Your instructions → For each line in the data below that holds "title", return a copy.

═════ Data ═════

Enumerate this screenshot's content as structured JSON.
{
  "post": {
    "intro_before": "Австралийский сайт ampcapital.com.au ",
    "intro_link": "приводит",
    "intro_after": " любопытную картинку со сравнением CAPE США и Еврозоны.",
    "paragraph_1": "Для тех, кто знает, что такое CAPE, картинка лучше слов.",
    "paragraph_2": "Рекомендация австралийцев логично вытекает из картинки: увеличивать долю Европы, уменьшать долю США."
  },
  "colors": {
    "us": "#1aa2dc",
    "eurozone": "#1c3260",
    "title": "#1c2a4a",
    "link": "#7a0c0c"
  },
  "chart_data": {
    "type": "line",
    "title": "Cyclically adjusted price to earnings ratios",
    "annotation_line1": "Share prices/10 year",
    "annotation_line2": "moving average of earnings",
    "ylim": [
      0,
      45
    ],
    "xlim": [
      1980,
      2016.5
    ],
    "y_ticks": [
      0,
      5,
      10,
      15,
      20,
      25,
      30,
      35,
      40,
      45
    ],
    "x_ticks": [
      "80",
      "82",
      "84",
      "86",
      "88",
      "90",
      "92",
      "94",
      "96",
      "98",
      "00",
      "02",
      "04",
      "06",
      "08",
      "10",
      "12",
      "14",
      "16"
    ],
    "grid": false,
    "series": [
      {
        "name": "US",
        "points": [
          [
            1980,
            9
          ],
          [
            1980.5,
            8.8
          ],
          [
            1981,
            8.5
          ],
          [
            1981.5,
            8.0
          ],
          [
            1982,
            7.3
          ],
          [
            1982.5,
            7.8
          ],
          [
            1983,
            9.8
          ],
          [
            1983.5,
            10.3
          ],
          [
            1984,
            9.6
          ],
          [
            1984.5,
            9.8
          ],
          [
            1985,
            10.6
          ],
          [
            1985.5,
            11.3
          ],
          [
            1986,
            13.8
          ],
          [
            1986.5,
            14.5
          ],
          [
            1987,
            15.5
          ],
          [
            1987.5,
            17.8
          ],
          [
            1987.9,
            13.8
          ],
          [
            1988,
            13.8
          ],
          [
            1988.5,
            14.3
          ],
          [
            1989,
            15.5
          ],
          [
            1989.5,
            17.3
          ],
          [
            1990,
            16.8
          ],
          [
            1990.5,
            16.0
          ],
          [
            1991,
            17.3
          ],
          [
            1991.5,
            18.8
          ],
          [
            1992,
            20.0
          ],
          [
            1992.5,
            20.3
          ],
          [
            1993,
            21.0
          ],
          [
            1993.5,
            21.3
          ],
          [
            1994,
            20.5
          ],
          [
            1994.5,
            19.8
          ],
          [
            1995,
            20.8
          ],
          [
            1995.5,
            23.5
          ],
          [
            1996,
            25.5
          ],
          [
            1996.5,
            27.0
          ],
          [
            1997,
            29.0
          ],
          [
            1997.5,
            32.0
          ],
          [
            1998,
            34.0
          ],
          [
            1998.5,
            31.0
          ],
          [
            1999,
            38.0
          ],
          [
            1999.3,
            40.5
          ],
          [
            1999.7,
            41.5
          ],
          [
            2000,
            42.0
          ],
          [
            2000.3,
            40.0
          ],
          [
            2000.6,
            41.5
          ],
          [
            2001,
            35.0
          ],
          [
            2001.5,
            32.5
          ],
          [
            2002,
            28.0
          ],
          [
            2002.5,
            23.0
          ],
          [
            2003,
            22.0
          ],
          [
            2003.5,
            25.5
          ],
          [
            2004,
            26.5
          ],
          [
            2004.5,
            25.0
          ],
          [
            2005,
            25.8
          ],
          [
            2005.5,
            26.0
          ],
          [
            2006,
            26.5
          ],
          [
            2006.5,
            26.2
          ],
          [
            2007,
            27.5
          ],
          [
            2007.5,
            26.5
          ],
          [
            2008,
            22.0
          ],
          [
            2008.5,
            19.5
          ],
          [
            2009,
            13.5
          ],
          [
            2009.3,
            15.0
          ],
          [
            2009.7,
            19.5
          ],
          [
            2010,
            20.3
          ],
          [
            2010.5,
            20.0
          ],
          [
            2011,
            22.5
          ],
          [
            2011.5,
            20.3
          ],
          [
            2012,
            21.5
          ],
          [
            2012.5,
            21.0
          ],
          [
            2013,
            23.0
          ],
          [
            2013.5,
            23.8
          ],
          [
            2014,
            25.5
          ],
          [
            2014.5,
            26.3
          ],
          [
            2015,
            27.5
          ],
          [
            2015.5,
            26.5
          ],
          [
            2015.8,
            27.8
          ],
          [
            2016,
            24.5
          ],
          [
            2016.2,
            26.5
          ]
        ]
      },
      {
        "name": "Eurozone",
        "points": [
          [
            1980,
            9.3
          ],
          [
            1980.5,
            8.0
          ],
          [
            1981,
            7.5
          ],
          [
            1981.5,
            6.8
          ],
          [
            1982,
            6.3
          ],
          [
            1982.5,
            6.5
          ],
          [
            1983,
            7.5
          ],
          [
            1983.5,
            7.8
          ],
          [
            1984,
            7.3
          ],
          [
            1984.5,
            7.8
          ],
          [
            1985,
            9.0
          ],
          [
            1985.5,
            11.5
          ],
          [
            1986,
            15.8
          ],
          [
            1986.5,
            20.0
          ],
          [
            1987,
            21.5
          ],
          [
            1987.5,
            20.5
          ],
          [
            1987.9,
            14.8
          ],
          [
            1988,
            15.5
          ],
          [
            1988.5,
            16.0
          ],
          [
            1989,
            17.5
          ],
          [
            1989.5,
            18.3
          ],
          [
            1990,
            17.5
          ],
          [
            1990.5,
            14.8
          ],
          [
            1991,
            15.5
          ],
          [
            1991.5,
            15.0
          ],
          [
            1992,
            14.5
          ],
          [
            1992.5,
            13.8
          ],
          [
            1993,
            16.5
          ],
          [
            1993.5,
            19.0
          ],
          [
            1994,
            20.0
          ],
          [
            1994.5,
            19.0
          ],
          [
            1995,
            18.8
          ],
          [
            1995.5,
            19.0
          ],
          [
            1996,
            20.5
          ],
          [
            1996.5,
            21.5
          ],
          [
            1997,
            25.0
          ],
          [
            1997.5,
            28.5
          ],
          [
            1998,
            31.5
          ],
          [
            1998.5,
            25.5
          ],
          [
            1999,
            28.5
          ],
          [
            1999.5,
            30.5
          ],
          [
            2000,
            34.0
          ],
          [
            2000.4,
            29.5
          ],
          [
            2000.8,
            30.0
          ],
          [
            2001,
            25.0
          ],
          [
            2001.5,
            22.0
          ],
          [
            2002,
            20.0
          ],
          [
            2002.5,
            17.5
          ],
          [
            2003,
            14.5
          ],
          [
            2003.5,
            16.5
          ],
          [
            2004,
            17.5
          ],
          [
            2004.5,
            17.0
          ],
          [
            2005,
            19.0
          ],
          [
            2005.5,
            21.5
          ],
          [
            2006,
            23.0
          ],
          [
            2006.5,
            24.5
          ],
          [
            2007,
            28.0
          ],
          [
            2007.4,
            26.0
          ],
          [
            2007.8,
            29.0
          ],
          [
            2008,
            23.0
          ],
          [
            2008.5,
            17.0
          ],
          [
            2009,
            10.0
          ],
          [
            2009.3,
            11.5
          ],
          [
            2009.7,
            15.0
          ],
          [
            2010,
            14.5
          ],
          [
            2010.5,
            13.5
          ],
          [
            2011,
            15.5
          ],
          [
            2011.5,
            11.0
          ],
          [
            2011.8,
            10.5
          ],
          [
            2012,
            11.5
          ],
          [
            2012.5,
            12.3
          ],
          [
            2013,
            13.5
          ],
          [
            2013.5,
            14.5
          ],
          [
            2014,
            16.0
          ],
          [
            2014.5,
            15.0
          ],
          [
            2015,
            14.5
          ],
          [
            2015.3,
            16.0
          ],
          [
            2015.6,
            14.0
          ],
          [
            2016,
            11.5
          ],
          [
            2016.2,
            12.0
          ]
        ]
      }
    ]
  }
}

═════

Exercise response →
    "title": "#1c2a4a",
    "title": "Cyclically adjusted price to earnings ratios",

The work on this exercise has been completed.